Saved entries:
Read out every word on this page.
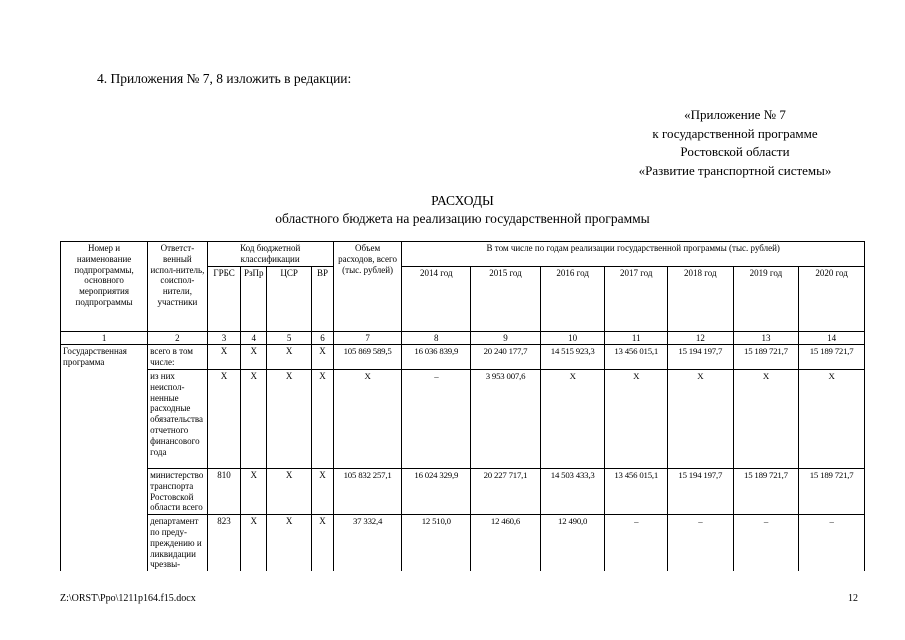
4. Приложения № 7, 8 изложить в редакции:
«Приложение № 7
к государственной программе
Ростовской области
«Развитие транспортной системы»
РАСХОДЫ
областного бюджета на реализацию государственной программы
Номер и наименование подпрограммы, основного мероприятия подпрограммы	Ответст-венный испол-нитель, соиспол-нители, участники	Код бюджетной классификации				Объем расходов, всего (тыс. рублей)	В том числе по годам реализации государственной программы (тыс. рублей)						
		ГРБС	РзПр	ЦСР	ВР		2014 год	2015 год	2016 год	2017 год	2018 год	2019 год	2020 год
1	2	3	4	5	6	7	8	9	10	11	12	13	14
Государственная программа	всего в том числе:	X	X	X	X	105 869 589,5	16 036 839,9	20 240 177,7	14 515 923,3	13 456 015,1	15 194 197,7	15 189 721,7	15 189 721,7
	из них неиспол-ненные расходные обязательства отчетного финансового года	X	X	X	X	X	–	3 953 007,6	X	X	X	X	X
	министерство транспорта Ростовской области всего	810	X	X	X	105 832 257,1	16 024 329,9	20 227 717,1	14 503 433,3	13 456 015,1	15 194 197,7	15 189 721,7	15 189 721,7
	департамент по преду-преждению и ликвидации чрезвы-	823	X	X	X	37 332,4	12 510,0	12 460,6	12 490,0	–	–	–	–
Z:\ORST\Ppo\1211p164.f15.docx	12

- _PROBLEM DESCRIPTION_:
Show each line of the data that contains the string "всего".

- _FINAL ANSWER_:
Номер и наименование подпрограммы, основного мероприятия подпрограммы	Ответст-венный испол-нитель, соиспол-нители, участники	Код бюджетной классификации				Объем расходов, всего (тыс. рублей)	В том числе по годам реализации государственной программы (тыс. рублей)						
Государственная программа	всего в том числе:	X	X	X	X	105 869 589,5	16 036 839,9	20 240 177,7	14 515 923,3	13 456 015,1	15 194 197,7	15 189 721,7	15 189 721,7
	министерство транспорта Ростовской области всего	810	X	X	X	105 832 257,1	16 024 329,9	20 227 717,1	14 503 433,3	13 456 015,1	15 194 197,7	15 189 721,7	15 189 721,7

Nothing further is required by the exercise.